Goal: Go through the listing below and list every line with "Approach".

Part of a data file

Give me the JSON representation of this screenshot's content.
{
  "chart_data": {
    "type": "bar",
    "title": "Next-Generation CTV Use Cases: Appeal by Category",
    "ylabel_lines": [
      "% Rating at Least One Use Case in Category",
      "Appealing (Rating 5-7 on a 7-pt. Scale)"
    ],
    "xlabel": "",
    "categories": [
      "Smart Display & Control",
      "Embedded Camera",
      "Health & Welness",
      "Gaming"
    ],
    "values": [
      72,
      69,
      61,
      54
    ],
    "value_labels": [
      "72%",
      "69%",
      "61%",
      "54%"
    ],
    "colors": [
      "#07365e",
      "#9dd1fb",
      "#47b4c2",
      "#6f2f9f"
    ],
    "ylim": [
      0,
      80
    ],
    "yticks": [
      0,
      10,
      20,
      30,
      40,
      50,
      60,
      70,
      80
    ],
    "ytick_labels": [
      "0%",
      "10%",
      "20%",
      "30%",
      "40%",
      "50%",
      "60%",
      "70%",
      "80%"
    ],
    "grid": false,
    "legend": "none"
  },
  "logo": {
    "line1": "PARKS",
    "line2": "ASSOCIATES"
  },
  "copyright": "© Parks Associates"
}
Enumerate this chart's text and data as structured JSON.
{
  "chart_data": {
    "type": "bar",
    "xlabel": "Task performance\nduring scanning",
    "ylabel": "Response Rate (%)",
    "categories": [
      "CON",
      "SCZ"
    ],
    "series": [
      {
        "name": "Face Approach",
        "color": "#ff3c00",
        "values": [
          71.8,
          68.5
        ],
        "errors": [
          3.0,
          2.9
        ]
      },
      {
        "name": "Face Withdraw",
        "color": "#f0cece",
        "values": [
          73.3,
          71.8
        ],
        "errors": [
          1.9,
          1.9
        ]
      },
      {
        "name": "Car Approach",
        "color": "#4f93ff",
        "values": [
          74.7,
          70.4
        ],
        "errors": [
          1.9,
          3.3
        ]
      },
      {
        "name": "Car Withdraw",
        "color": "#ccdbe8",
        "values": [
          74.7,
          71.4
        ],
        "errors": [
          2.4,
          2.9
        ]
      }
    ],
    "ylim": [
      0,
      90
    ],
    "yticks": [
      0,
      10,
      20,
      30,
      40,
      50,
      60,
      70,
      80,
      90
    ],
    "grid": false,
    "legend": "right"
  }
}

Complete output:
        "name": "Face Approach",
        "name": "Car Approach",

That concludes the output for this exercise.